WRITTEN INSTRUCTION -
Give a verbatim quotation of every record.
--- Start of DATA LISTING ---
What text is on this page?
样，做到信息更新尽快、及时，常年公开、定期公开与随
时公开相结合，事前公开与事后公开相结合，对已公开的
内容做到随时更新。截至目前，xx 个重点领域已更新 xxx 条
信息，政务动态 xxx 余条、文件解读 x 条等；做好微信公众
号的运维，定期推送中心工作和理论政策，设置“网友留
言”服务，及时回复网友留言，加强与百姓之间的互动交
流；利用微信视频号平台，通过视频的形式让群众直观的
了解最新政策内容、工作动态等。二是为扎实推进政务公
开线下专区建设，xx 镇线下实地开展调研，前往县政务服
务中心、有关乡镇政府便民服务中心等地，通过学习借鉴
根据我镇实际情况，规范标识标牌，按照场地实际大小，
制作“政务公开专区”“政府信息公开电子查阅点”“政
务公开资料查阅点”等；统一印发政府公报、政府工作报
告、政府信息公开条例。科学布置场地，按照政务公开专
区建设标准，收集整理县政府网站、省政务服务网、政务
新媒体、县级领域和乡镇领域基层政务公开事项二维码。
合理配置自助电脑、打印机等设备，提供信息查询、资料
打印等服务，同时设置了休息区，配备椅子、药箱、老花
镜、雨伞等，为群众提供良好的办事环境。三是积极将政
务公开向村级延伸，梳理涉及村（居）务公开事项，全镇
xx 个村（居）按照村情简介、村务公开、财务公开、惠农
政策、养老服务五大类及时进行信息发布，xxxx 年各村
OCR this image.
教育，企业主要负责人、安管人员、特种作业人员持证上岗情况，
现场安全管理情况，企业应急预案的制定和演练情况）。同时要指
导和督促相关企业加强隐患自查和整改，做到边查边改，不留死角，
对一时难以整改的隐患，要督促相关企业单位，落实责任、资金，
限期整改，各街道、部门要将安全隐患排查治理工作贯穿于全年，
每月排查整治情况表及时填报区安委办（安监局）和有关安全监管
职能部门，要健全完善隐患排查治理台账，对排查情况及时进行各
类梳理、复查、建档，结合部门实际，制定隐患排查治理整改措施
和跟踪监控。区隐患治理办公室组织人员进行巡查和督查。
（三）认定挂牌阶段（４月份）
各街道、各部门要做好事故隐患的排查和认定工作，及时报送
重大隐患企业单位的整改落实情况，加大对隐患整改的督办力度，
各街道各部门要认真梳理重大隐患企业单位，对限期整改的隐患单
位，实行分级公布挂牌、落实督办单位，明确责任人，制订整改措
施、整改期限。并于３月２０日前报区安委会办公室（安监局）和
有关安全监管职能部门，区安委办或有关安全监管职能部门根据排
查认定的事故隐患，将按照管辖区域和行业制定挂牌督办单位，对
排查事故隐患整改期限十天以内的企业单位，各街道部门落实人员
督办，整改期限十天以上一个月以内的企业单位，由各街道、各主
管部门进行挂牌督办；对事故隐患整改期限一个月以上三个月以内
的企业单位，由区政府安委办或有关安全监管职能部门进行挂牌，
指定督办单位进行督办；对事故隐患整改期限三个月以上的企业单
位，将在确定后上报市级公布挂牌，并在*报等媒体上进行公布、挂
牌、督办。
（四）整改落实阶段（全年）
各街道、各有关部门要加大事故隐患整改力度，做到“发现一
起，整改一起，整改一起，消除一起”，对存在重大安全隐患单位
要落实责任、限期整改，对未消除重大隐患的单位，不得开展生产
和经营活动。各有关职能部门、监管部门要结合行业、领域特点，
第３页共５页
--- End of DATA LISTING ---
REPLY -
What text is on this page?
样，做到信息更新尽快、及时，常年公开、定期公开与随
时公开相结合，事前公开与事后公开相结合，对已公开的
内容做到随时更新。截至目前，xx 个重点领域已更新 xxx 条
信息，政务动态 xxx 余条、文件解读 x 条等；做好微信公众
号的运维，定期推送中心工作和理论政策，设置“网友留
言”服务，及时回复网友留言，加强与百姓之间的互动交
流；利用微信视频号平台，通过视频的形式让群众直观的
了解最新政策内容、工作动态等。二是为扎实推进政务公
开线下专区建设，xx 镇线下实地开展调研，前往县政务服
务中心、有关乡镇政府便民服务中心等地，通过学习借鉴
根据我镇实际情况，规范标识标牌，按照场地实际大小，
制作“政务公开专区”“政府信息公开电子查阅点”“政
务公开资料查阅点”等；统一印发政府公报、政府工作报
告、政府信息公开条例。科学布置场地，按照政务公开专
区建设标准，收集整理县政府网站、省政务服务网、政务
新媒体、县级领域和乡镇领域基层政务公开事项二维码。
合理配置自助电脑、打印机等设备，提供信息查询、资料
打印等服务，同时设置了休息区，配备椅子、药箱、老花
镜、雨伞等，为群众提供良好的办事环境。三是积极将政
务公开向村级延伸，梳理涉及村（居）务公开事项，全镇
xx 个村（居）按照村情简介、村务公开、财务公开、惠农
政策、养老服务五大类及时进行信息发布，xxxx 年各村
OCR this image.
教育，企业主要负责人、安管人员、特种作业人员持证上岗情况，
现场安全管理情况，企业应急预案的制定和演练情况）。同时要指
导和督促相关企业加强隐患自查和整改，做到边查边改，不留死角，
对一时难以整改的隐患，要督促相关企业单位，落实责任、资金，
限期整改，各街道、部门要将安全隐患排查治理工作贯穿于全年，
每月排查整治情况表及时填报区安委办（安监局）和有关安全监管
职能部门，要健全完善隐患排查治理台账，对排查情况及时进行各
类梳理、复查、建档，结合部门实际，制定隐患排查治理整改措施
和跟踪监控。区隐患治理办公室组织人员进行巡查和督查。
（三）认定挂牌阶段（４月份）
各街道、各部门要做好事故隐患的排查和认定工作，及时报送
重大隐患企业单位的整改落实情况，加大对隐患整改的督办力度，
各街道各部门要认真梳理重大隐患企业单位，对限期整改的隐患单
位，实行分级公布挂牌、落实督办单位，明确责任人，制订整改措
施、整改期限。并于３月２０日前报区安委会办公室（安监局）和
有关安全监管职能部门，区安委办或有关安全监管职能部门根据排
查认定的事故隐患，将按照管辖区域和行业制定挂牌督办单位，对
排查事故隐患整改期限十天以内的企业单位，各街道部门落实人员
督办，整改期限十天以上一个月以内的企业单位，由各街道、各主
管部门进行挂牌督办；对事故隐患整改期限一个月以上三个月以内
的企业单位，由区政府安委办或有关安全监管职能部门进行挂牌，
指定督办单位进行督办；对事故隐患整改期限三个月以上的企业单
位，将在确定后上报市级公布挂牌，并在*报等媒体上进行公布、挂
牌、督办。
（四）整改落实阶段（全年）
各街道、各有关部门要加大事故隐患整改力度，做到“发现一
起，整改一起，整改一起，消除一起”，对存在重大安全隐患单位
要落实责任、限期整改，对未消除重大隐患的单位，不得开展生产
和经营活动。各有关职能部门、监管部门要结合行业、领域特点，
第３页共５页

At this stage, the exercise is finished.